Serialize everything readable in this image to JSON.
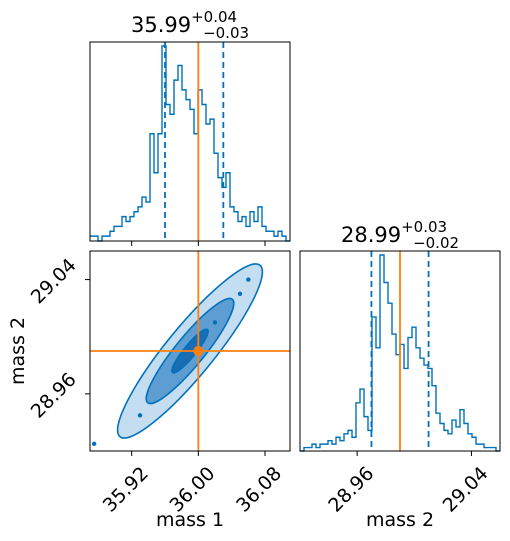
{
  "colors": {
    "contour": "#0072bd",
    "truth": "#ff7f0e",
    "fill_dark": "#1b6db3",
    "fill_mid": "#5d9dd2",
    "fill_light": "#c5ddf1"
  },
  "chart_data": {
    "type": "corner",
    "parameters": [
      {
        "name": "mass 1",
        "median": 35.99,
        "err_plus": 0.04,
        "err_minus": 0.03,
        "title": {
          "main": "35.99",
          "sup": "+0.04",
          "sub": "−0.03"
        },
        "truth": 36.0,
        "quantiles": [
          35.96,
          36.03
        ],
        "range": [
          35.87,
          36.11
        ],
        "ticks": [
          35.92,
          36.0,
          36.08
        ],
        "tick_labels": [
          "35.92",
          "36.00",
          "36.08"
        ],
        "hist_bins": [
          1,
          1,
          0,
          1,
          1,
          2,
          3,
          3,
          5,
          4,
          5,
          6,
          7,
          9,
          8,
          22,
          14,
          22,
          40,
          28,
          26,
          33,
          36,
          31,
          29,
          27,
          22,
          31,
          28,
          24,
          25,
          18,
          13,
          11,
          14,
          7,
          6,
          4,
          5,
          3,
          6,
          4,
          7,
          3,
          2,
          2,
          1,
          2,
          1,
          0
        ]
      },
      {
        "name": "mass 2",
        "median": 28.99,
        "err_plus": 0.03,
        "err_minus": 0.02,
        "title": {
          "main": "28.99",
          "sup": "+0.03",
          "sub": "−0.02"
        },
        "truth": 28.99,
        "quantiles": [
          28.97,
          29.01
        ],
        "range": [
          28.92,
          29.06
        ],
        "ticks": [
          28.96,
          29.04
        ],
        "tick_labels": [
          "28.96",
          "29.04"
        ],
        "hist_bins": [
          0,
          1,
          1,
          2,
          1,
          2,
          2,
          3,
          2,
          4,
          3,
          5,
          6,
          4,
          14,
          18,
          10,
          6,
          39,
          30,
          57,
          49,
          43,
          34,
          28,
          31,
          24,
          33,
          36,
          30,
          27,
          25,
          24,
          19,
          11,
          8,
          6,
          5,
          9,
          7,
          12,
          8,
          5,
          4,
          2,
          2,
          1,
          1,
          1,
          0
        ]
      }
    ],
    "joint": {
      "x": "mass 1",
      "y": "mass 2",
      "correlation": 0.985,
      "center": [
        35.99,
        28.99
      ],
      "truth": [
        36.0,
        28.99
      ],
      "sigma_x": 0.035,
      "sigma_y": 0.025
    }
  }
}
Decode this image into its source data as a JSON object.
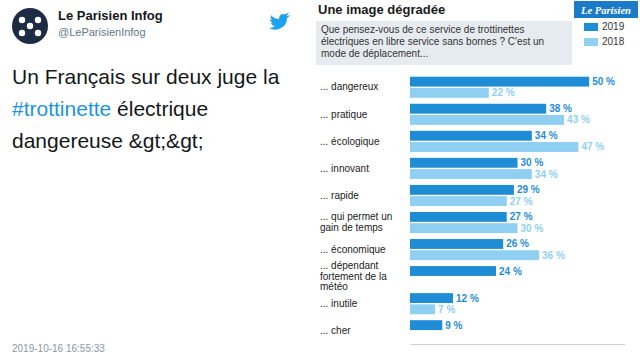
{
  "tweet": {
    "author": "Le Parisien Infog",
    "handle": "@LeParisienInfog",
    "text": "Un Français sur deux juge la #trottinette électrique dangereuse &gt;&gt;",
    "timestamp": "2019-10-16 16:55:33"
  },
  "header": {
    "logo": "Le Parisien"
  },
  "chart_data": {
    "type": "bar",
    "orientation": "horizontal",
    "title": "Une image dégradée",
    "subtitle": "Que pensez-vous de ce service de trottinettes électriques en libre service sans bornes ? C'est un mode de déplacement...",
    "categories": [
      "... dangereux",
      "... pratique",
      "... écologique",
      "... innovant",
      "... rapide",
      "... qui permet un gain de temps",
      "... économique",
      "... dépendant fortement de la météo",
      "... inutile",
      "... cher"
    ],
    "series": [
      {
        "name": "2019",
        "color": "#1f8dd6",
        "values": [
          50,
          38,
          34,
          30,
          29,
          27,
          26,
          24,
          12,
          9
        ],
        "value_labels": [
          "50 %",
          "38 %",
          "34 %",
          "30 %",
          "29 %",
          "27 %",
          "26 %",
          "24 %",
          "12 %",
          "9 %"
        ]
      },
      {
        "name": "2018",
        "color": "#8fd0f2",
        "values": [
          22,
          43,
          47,
          34,
          27,
          30,
          36,
          null,
          7,
          null
        ],
        "value_labels": [
          "22 %",
          "43 %",
          "47 %",
          "34 %",
          "27 %",
          "30 %",
          "36 %",
          null,
          "7 %",
          null
        ]
      }
    ],
    "xlim": [
      0,
      60
    ],
    "legend": "top-right",
    "data_labels": true,
    "tick_labels": "y"
  }
}
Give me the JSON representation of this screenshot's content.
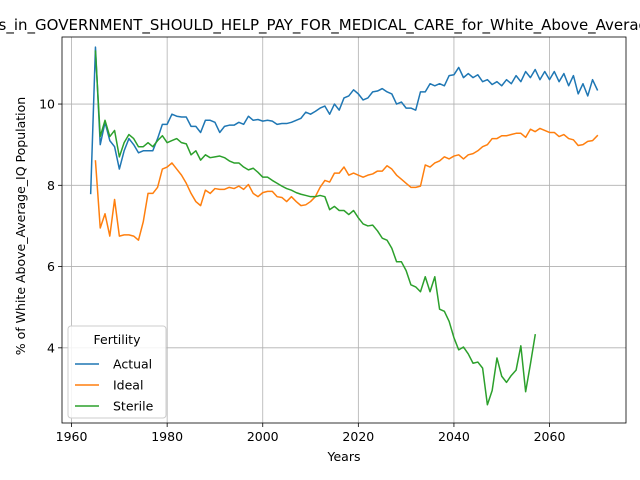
{
  "chart_data": {
    "type": "line",
    "title": "Voters_in_GOVERNMENT_SHOULD_HELP_PAY_FOR_MEDICAL_CARE_for_White_Above_Average_IQ",
    "xlabel": "Years",
    "ylabel": "% of White Above_Average_IQ Population",
    "xlim": [
      1958,
      2076
    ],
    "ylim": [
      2.15,
      11.65
    ],
    "xticks": [
      1960,
      1980,
      2000,
      2020,
      2040,
      2060
    ],
    "yticks": [
      4,
      6,
      8,
      10
    ],
    "grid": true,
    "legend": {
      "title": "Fertility",
      "placement": "lower-left"
    },
    "series": [
      {
        "name": "Actual",
        "color": "#1f77b4",
        "x": [
          1964,
          1965,
          1966,
          1967,
          1968,
          1969,
          1970,
          1971,
          1972,
          1973,
          1974,
          1975,
          1976,
          1977,
          1978,
          1979,
          1980,
          1981,
          1982,
          1983,
          1984,
          1985,
          1986,
          1987,
          1988,
          1989,
          1990,
          1991,
          1992,
          1993,
          1994,
          1995,
          1996,
          1997,
          1998,
          1999,
          2000,
          2001,
          2002,
          2003,
          2004,
          2005,
          2006,
          2007,
          2008,
          2009,
          2010,
          2011,
          2012,
          2013,
          2014,
          2015,
          2016,
          2017,
          2018,
          2019,
          2020,
          2021,
          2022,
          2023,
          2024,
          2025,
          2026,
          2027,
          2028,
          2029,
          2030,
          2031,
          2032,
          2033,
          2034,
          2035,
          2036,
          2037,
          2038,
          2039,
          2040,
          2041,
          2042,
          2043,
          2044,
          2045,
          2046,
          2047,
          2048,
          2049,
          2050,
          2051,
          2052,
          2053,
          2054,
          2055,
          2056,
          2057,
          2058,
          2059,
          2060,
          2061,
          2062,
          2063,
          2064,
          2065,
          2066,
          2067,
          2068,
          2069,
          2070
        ],
        "values": [
          7.8,
          11.4,
          9.0,
          9.55,
          9.1,
          8.95,
          8.4,
          8.85,
          9.15,
          9.0,
          8.8,
          8.85,
          8.85,
          8.85,
          9.15,
          9.5,
          9.5,
          9.75,
          9.7,
          9.68,
          9.68,
          9.45,
          9.45,
          9.3,
          9.6,
          9.6,
          9.55,
          9.3,
          9.45,
          9.48,
          9.48,
          9.55,
          9.5,
          9.7,
          9.6,
          9.62,
          9.58,
          9.6,
          9.58,
          9.5,
          9.52,
          9.52,
          9.55,
          9.6,
          9.65,
          9.8,
          9.75,
          9.82,
          9.9,
          9.95,
          9.75,
          10.0,
          9.85,
          10.15,
          10.2,
          10.35,
          10.25,
          10.1,
          10.15,
          10.3,
          10.32,
          10.38,
          10.3,
          10.25,
          10.0,
          10.05,
          9.9,
          9.9,
          9.85,
          10.3,
          10.3,
          10.5,
          10.45,
          10.5,
          10.45,
          10.7,
          10.72,
          10.9,
          10.65,
          10.75,
          10.65,
          10.72,
          10.55,
          10.6,
          10.48,
          10.55,
          10.45,
          10.6,
          10.5,
          10.7,
          10.55,
          10.8,
          10.65,
          10.85,
          10.6,
          10.8,
          10.6,
          10.8,
          10.55,
          10.75,
          10.45,
          10.7,
          10.25,
          10.5,
          10.2,
          10.6,
          10.35
        ]
      },
      {
        "name": "Ideal",
        "color": "#ff7f0e",
        "x": [
          1965,
          1966,
          1967,
          1968,
          1969,
          1970,
          1971,
          1972,
          1973,
          1974,
          1975,
          1976,
          1977,
          1978,
          1979,
          1980,
          1981,
          1982,
          1983,
          1984,
          1985,
          1986,
          1987,
          1988,
          1989,
          1990,
          1991,
          1992,
          1993,
          1994,
          1995,
          1996,
          1997,
          1998,
          1999,
          2000,
          2001,
          2002,
          2003,
          2004,
          2005,
          2006,
          2007,
          2008,
          2009,
          2010,
          2011,
          2012,
          2013,
          2014,
          2015,
          2016,
          2017,
          2018,
          2019,
          2020,
          2021,
          2022,
          2023,
          2024,
          2025,
          2026,
          2027,
          2028,
          2029,
          2030,
          2031,
          2032,
          2033,
          2034,
          2035,
          2036,
          2037,
          2038,
          2039,
          2040,
          2041,
          2042,
          2043,
          2044,
          2045,
          2046,
          2047,
          2048,
          2049,
          2050,
          2051,
          2052,
          2053,
          2054,
          2055,
          2056,
          2057,
          2058,
          2059,
          2060,
          2061,
          2062,
          2063,
          2064,
          2065,
          2066,
          2067,
          2068,
          2069,
          2070
        ],
        "values": [
          8.6,
          6.95,
          7.3,
          6.75,
          7.65,
          6.75,
          6.78,
          6.78,
          6.75,
          6.65,
          7.1,
          7.8,
          7.8,
          7.95,
          8.4,
          8.45,
          8.55,
          8.4,
          8.25,
          8.05,
          7.8,
          7.6,
          7.5,
          7.88,
          7.8,
          7.92,
          7.9,
          7.9,
          7.95,
          7.92,
          7.98,
          7.9,
          8.02,
          7.8,
          7.72,
          7.82,
          7.85,
          7.85,
          7.72,
          7.7,
          7.6,
          7.72,
          7.6,
          7.5,
          7.52,
          7.6,
          7.72,
          7.95,
          8.12,
          8.08,
          8.3,
          8.3,
          8.45,
          8.25,
          8.3,
          8.25,
          8.2,
          8.25,
          8.28,
          8.35,
          8.35,
          8.48,
          8.4,
          8.25,
          8.15,
          8.05,
          7.95,
          7.95,
          7.98,
          8.5,
          8.45,
          8.55,
          8.6,
          8.7,
          8.65,
          8.72,
          8.75,
          8.65,
          8.75,
          8.78,
          8.85,
          8.95,
          9.0,
          9.15,
          9.15,
          9.22,
          9.22,
          9.25,
          9.28,
          9.28,
          9.18,
          9.38,
          9.32,
          9.4,
          9.35,
          9.3,
          9.3,
          9.2,
          9.25,
          9.15,
          9.12,
          8.98,
          9.0,
          9.08,
          9.1,
          9.22
        ]
      },
      {
        "name": "Sterile",
        "color": "#2ca02c",
        "x": [
          1965,
          1966,
          1967,
          1968,
          1969,
          1970,
          1971,
          1972,
          1973,
          1974,
          1975,
          1976,
          1977,
          1978,
          1979,
          1980,
          1981,
          1982,
          1983,
          1984,
          1985,
          1986,
          1987,
          1988,
          1989,
          1990,
          1991,
          1992,
          1993,
          1994,
          1995,
          1996,
          1997,
          1998,
          1999,
          2000,
          2001,
          2002,
          2003,
          2004,
          2005,
          2006,
          2007,
          2008,
          2009,
          2010,
          2011,
          2012,
          2013,
          2014,
          2015,
          2016,
          2017,
          2018,
          2019,
          2020,
          2021,
          2022,
          2023,
          2024,
          2025,
          2026,
          2027,
          2028,
          2029,
          2030,
          2031,
          2032,
          2033,
          2034,
          2035,
          2036,
          2037,
          2038,
          2039,
          2040,
          2041,
          2042,
          2043,
          2044,
          2045,
          2046,
          2047,
          2048,
          2049,
          2050,
          2051,
          2052,
          2053,
          2054,
          2055,
          2056,
          2057
        ],
        "values": [
          11.3,
          9.2,
          9.6,
          9.2,
          9.35,
          8.7,
          9.05,
          9.25,
          9.15,
          8.95,
          8.95,
          9.05,
          8.95,
          9.1,
          9.22,
          9.05,
          9.1,
          9.15,
          9.05,
          9.02,
          8.75,
          8.85,
          8.62,
          8.75,
          8.68,
          8.7,
          8.72,
          8.68,
          8.6,
          8.55,
          8.55,
          8.45,
          8.38,
          8.42,
          8.32,
          8.2,
          8.2,
          8.12,
          8.05,
          7.98,
          7.92,
          7.88,
          7.82,
          7.78,
          7.75,
          7.72,
          7.72,
          7.75,
          7.72,
          7.4,
          7.48,
          7.38,
          7.38,
          7.28,
          7.38,
          7.2,
          7.05,
          7.0,
          7.02,
          6.88,
          6.7,
          6.65,
          6.45,
          6.12,
          6.12,
          5.9,
          5.55,
          5.5,
          5.38,
          5.75,
          5.38,
          5.75,
          4.95,
          4.9,
          4.65,
          4.25,
          3.95,
          4.02,
          3.85,
          3.62,
          3.65,
          3.5,
          2.6,
          2.95,
          3.75,
          3.3,
          3.15,
          3.32,
          3.45,
          4.05,
          2.92,
          3.6,
          4.32
        ]
      }
    ]
  }
}
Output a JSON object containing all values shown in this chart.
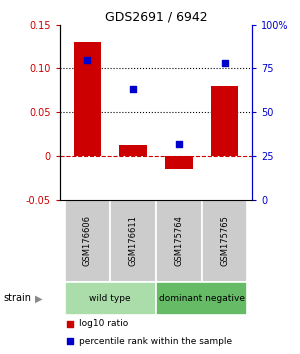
{
  "title": "GDS2691 / 6942",
  "samples": [
    "GSM176606",
    "GSM176611",
    "GSM175764",
    "GSM175765"
  ],
  "log10_ratio": [
    0.13,
    0.012,
    -0.015,
    0.08
  ],
  "percentile_rank": [
    80,
    63,
    32,
    78
  ],
  "bar_color": "#cc0000",
  "dot_color": "#0000cc",
  "ylim_left": [
    -0.05,
    0.15
  ],
  "ylim_right": [
    0,
    100
  ],
  "yticks_left": [
    -0.05,
    0.0,
    0.05,
    0.1,
    0.15
  ],
  "ytick_labels_left": [
    "-0.05",
    "0",
    "0.05",
    "0.10",
    "0.15"
  ],
  "yticks_right": [
    0,
    25,
    50,
    75,
    100
  ],
  "ytick_labels_right": [
    "0",
    "25",
    "50",
    "75",
    "100%"
  ],
  "hlines_dotted": [
    0.05,
    0.1
  ],
  "hline_dashed": 0.0,
  "groups": [
    {
      "label": "wild type",
      "indices": [
        0,
        1
      ],
      "color": "#aaddaa"
    },
    {
      "label": "dominant negative",
      "indices": [
        2,
        3
      ],
      "color": "#66bb66"
    }
  ],
  "legend_bar_label": "log10 ratio",
  "legend_dot_label": "percentile rank within the sample",
  "strain_label": "strain",
  "bg_color_samples": "#cccccc",
  "bar_width": 0.6
}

● ● ● ● ●

**Problem to work on**
Extract each line holding the word "image" from the records.

**Expected answer**
Serialize everything readable in this image to JSON.
Decode this image into its source data as a JSON object.
    "title": "Une image dégradée",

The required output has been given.